Job
Narrow the data below down to the lines containing "Output".

Input material
▽
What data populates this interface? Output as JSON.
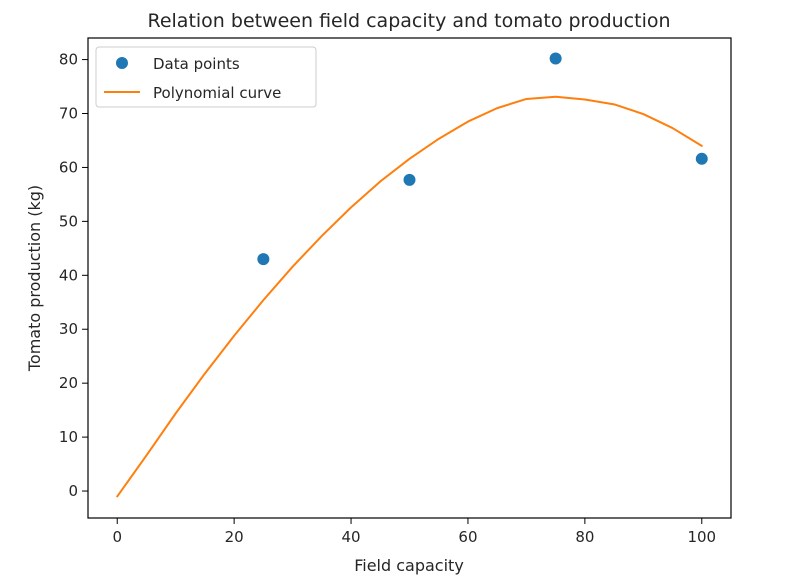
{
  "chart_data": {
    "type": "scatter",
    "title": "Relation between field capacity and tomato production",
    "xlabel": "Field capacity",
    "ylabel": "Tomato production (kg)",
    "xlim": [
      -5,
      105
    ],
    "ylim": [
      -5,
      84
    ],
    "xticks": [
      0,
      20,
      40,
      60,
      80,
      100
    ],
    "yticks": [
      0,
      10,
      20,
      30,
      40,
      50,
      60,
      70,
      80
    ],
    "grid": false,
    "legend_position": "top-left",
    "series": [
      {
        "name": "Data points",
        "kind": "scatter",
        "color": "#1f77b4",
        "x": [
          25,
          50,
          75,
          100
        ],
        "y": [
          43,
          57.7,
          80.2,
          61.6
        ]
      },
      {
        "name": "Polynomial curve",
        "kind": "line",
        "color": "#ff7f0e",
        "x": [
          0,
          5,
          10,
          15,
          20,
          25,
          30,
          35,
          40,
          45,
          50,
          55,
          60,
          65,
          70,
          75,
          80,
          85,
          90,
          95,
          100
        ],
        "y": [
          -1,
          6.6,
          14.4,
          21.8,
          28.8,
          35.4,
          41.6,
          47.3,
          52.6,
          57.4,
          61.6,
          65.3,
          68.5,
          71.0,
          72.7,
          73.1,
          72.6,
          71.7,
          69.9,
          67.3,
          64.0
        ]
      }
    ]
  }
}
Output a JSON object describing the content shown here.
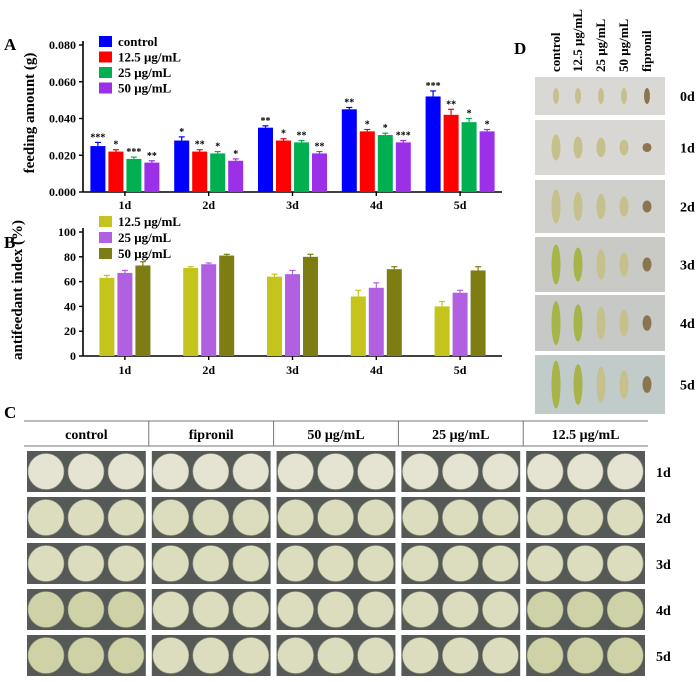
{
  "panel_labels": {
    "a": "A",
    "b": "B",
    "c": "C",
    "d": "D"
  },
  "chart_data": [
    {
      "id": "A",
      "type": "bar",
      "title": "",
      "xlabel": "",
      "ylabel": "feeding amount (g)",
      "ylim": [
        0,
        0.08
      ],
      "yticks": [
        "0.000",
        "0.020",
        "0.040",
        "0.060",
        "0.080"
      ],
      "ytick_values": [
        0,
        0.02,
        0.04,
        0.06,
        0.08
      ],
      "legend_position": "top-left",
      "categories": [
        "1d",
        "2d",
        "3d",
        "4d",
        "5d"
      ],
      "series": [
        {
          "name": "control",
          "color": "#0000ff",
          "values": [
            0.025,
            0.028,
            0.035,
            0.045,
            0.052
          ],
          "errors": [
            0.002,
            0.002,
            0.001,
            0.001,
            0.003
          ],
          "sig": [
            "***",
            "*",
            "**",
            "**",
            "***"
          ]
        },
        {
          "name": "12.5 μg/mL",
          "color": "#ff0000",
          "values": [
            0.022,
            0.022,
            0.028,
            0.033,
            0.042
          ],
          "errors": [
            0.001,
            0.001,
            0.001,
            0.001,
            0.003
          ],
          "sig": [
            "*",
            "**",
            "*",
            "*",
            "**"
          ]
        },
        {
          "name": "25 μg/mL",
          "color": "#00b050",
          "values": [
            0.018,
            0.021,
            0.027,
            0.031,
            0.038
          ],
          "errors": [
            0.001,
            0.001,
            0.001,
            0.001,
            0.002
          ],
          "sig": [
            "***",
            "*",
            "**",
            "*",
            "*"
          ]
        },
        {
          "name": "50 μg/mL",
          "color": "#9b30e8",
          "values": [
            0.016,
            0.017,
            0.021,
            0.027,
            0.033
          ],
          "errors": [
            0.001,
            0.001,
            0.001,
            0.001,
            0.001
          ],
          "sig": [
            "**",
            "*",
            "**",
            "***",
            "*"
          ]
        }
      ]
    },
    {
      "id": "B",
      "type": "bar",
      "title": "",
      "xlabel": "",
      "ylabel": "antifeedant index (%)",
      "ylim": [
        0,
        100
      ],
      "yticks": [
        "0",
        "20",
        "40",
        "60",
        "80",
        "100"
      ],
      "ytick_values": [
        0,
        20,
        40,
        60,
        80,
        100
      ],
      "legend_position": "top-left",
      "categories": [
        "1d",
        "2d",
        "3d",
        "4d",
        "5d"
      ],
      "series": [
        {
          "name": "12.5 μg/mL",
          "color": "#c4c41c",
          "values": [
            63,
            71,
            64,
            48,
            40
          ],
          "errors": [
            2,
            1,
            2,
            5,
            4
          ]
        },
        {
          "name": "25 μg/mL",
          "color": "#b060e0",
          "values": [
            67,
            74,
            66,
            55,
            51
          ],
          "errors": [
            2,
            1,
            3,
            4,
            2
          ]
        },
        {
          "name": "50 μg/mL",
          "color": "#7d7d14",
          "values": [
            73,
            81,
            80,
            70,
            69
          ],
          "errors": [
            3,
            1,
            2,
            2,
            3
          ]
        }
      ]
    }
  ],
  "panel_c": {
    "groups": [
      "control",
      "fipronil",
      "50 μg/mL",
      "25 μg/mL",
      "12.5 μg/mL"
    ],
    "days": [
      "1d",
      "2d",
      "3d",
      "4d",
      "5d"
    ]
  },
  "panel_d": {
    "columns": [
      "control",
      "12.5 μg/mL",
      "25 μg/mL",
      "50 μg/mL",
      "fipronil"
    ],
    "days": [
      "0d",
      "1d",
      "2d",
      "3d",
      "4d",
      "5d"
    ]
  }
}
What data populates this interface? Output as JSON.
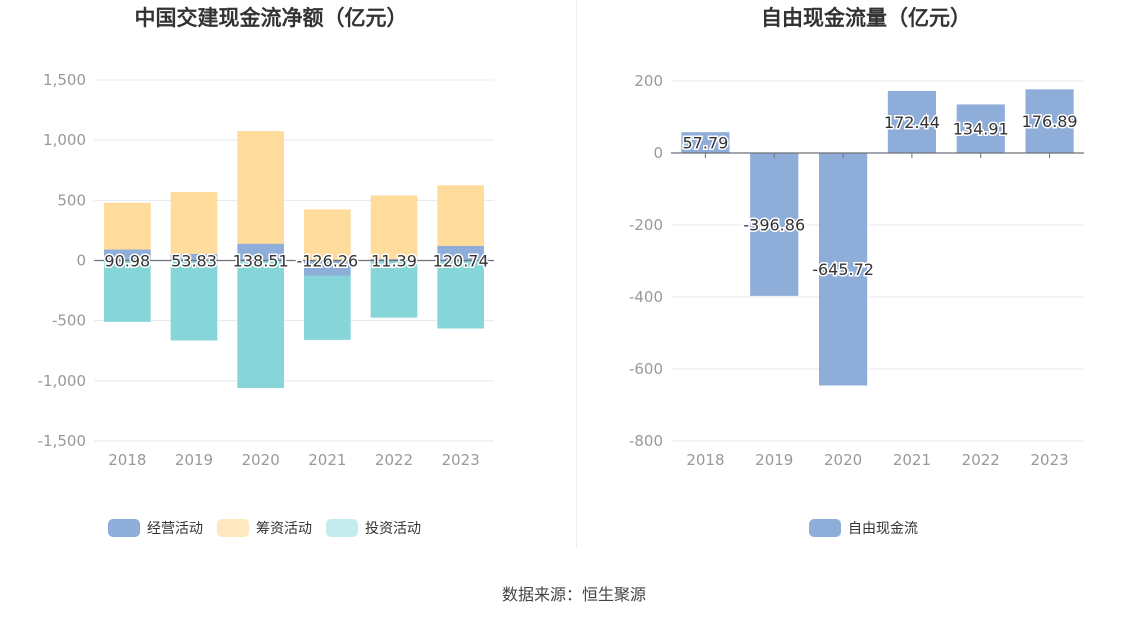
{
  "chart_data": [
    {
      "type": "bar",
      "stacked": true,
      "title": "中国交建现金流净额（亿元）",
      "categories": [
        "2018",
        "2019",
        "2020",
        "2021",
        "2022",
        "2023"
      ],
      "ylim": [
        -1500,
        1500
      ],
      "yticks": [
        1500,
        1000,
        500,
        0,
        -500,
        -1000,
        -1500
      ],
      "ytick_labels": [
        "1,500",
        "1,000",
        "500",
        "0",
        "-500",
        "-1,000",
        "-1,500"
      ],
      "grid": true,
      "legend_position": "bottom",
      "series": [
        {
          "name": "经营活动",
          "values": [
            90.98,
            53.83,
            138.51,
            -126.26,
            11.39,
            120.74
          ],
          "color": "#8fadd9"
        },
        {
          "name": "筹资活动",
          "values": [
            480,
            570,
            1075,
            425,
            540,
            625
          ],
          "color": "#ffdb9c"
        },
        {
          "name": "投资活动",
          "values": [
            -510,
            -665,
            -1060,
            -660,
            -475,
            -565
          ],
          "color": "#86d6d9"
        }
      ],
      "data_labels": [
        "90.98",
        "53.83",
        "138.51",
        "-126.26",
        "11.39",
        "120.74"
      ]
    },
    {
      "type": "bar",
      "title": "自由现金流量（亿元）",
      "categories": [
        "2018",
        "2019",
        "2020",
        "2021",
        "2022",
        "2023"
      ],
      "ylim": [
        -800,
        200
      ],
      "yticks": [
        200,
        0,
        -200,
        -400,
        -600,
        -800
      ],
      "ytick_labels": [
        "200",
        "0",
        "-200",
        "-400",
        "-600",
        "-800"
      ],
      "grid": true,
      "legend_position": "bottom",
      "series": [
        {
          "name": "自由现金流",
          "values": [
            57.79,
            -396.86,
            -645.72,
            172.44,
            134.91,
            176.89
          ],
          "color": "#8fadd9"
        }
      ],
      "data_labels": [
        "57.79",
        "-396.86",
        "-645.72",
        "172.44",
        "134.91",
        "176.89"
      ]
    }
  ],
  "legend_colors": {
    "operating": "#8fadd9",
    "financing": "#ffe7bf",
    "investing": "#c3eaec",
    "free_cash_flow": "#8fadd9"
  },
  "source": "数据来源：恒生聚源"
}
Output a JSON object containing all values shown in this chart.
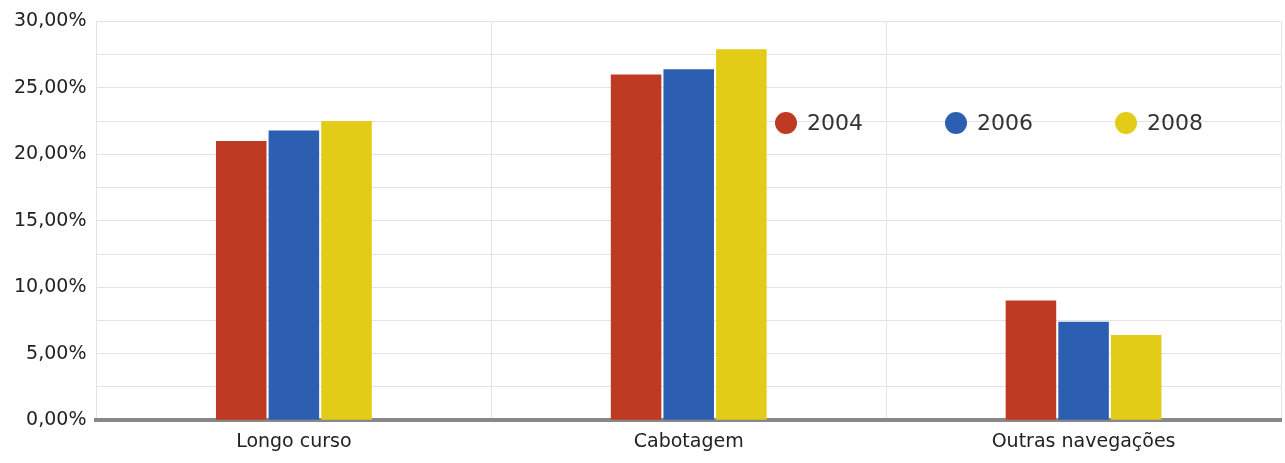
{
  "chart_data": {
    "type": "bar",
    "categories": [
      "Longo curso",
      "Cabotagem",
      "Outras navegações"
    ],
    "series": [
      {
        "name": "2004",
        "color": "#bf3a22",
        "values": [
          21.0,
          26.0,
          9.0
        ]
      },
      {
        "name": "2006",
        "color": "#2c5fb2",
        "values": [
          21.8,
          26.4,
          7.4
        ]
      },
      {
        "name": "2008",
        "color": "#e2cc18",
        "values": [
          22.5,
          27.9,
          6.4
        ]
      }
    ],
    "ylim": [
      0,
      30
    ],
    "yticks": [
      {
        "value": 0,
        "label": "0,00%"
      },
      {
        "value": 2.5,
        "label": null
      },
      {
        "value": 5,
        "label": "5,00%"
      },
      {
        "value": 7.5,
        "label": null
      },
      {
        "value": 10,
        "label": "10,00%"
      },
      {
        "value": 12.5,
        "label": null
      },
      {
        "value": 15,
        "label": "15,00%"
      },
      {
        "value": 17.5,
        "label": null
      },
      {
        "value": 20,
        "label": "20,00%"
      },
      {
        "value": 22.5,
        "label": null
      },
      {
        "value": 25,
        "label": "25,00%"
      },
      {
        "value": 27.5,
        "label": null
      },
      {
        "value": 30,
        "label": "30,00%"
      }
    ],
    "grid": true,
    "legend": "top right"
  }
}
△
Answer to this exercise
What data populates this interface? Output as JSON.
Output a JSON object describing the content shown here.
What data populates this interface? Output as JSON.
Output a JSON object containing all values shown in this chart.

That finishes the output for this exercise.